All of the entries must be reproduced exactly, with no images carried over.

──────── Supplied records

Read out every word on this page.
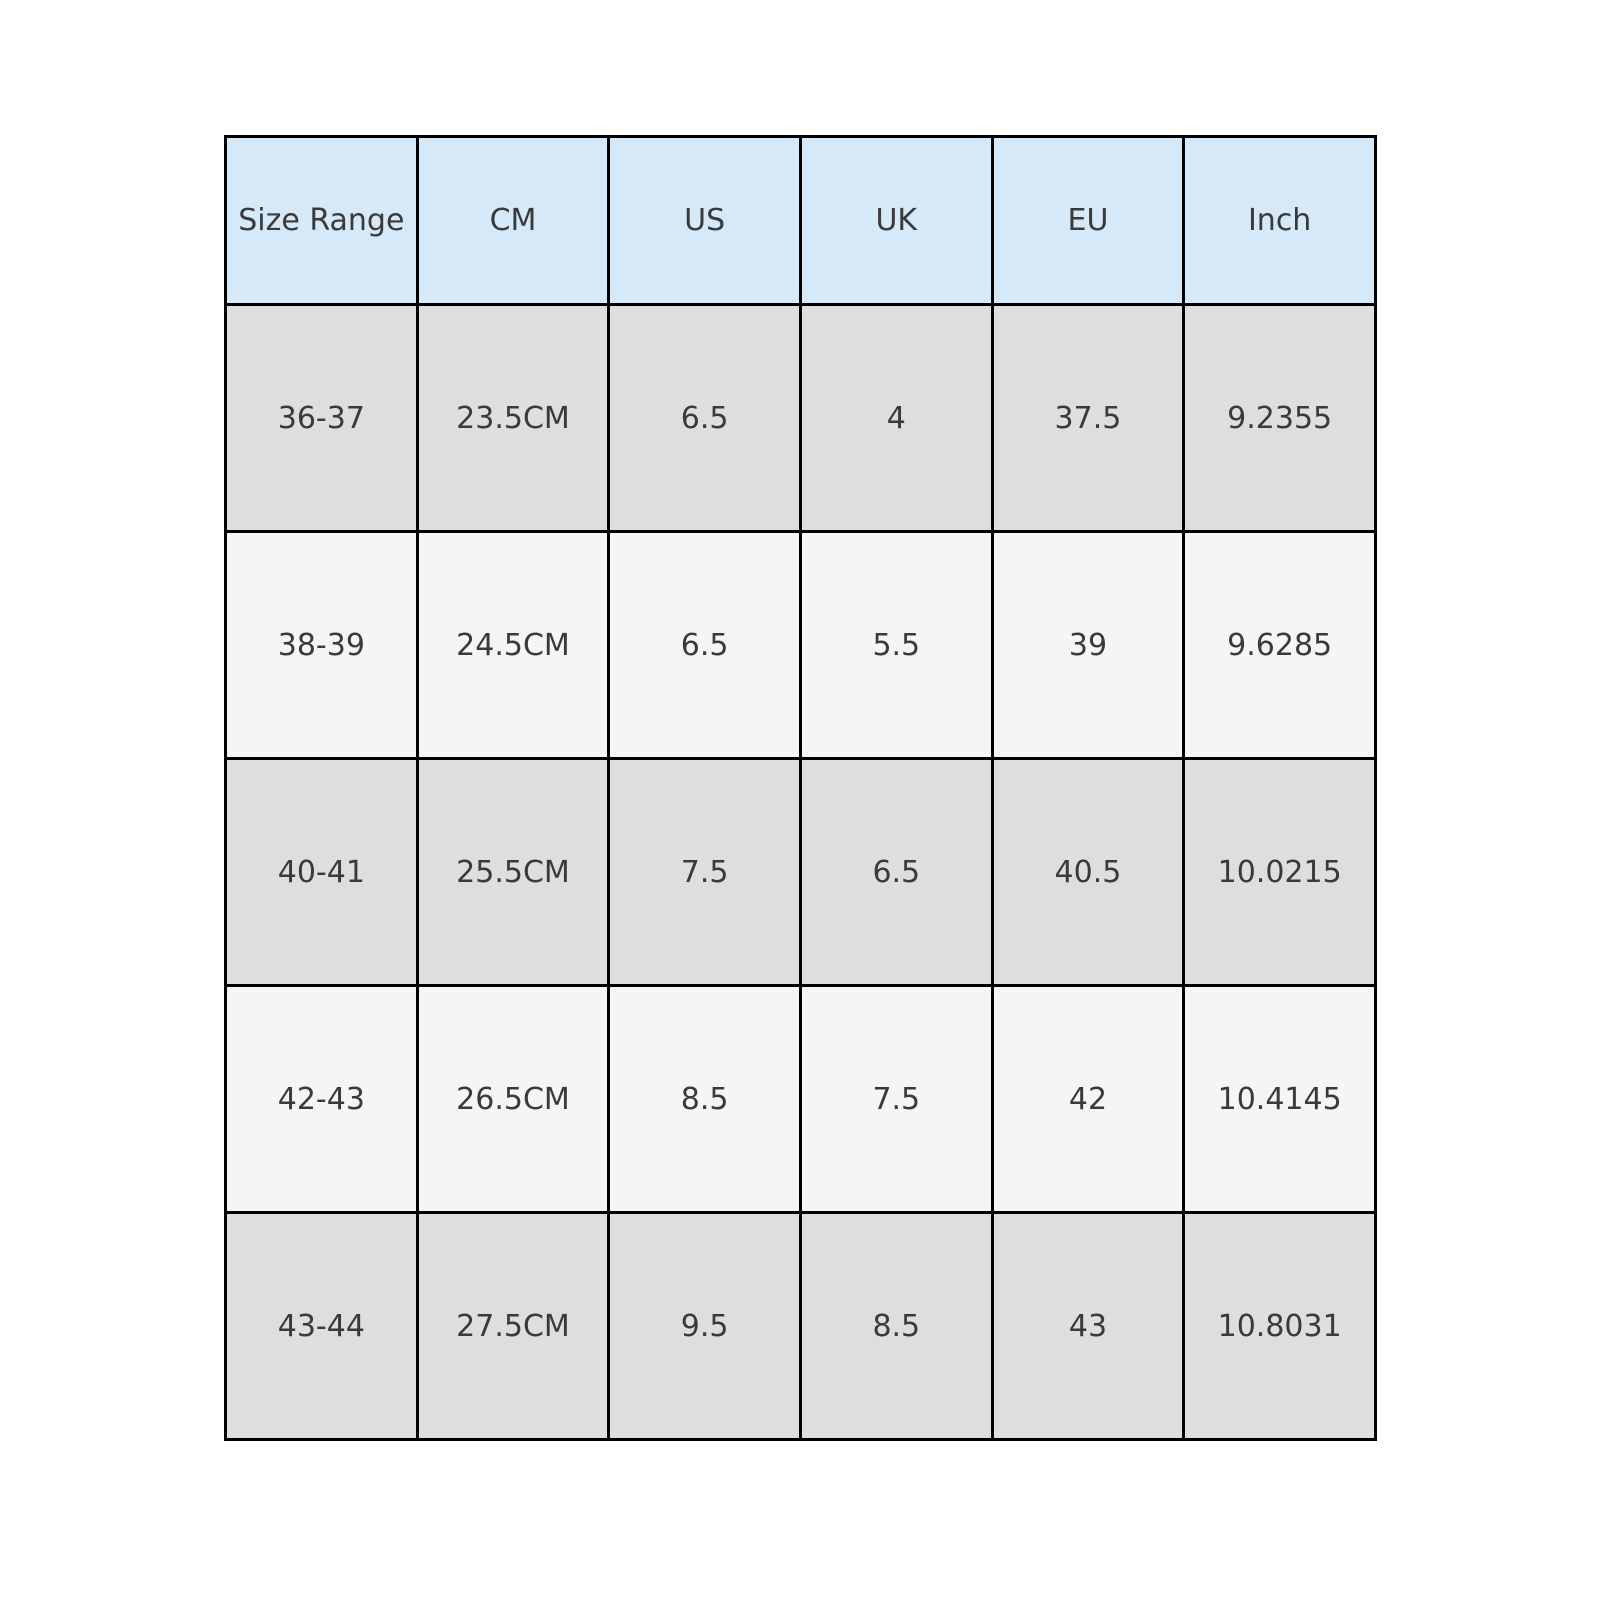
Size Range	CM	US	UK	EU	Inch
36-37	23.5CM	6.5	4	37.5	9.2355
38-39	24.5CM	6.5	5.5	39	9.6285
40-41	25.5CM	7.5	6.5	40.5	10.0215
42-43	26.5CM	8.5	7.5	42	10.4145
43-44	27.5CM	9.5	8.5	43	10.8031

────────────────

**Worked solution:**
Read out every word on this page.
Size Range	CM	US	UK	EU	Inch
36-37	23.5CM	6.5	4	37.5	9.2355
38-39	24.5CM	6.5	5.5	39	9.6285
40-41	25.5CM	7.5	6.5	40.5	10.0215
42-43	26.5CM	8.5	7.5	42	10.4145
43-44	27.5CM	9.5	8.5	43	10.8031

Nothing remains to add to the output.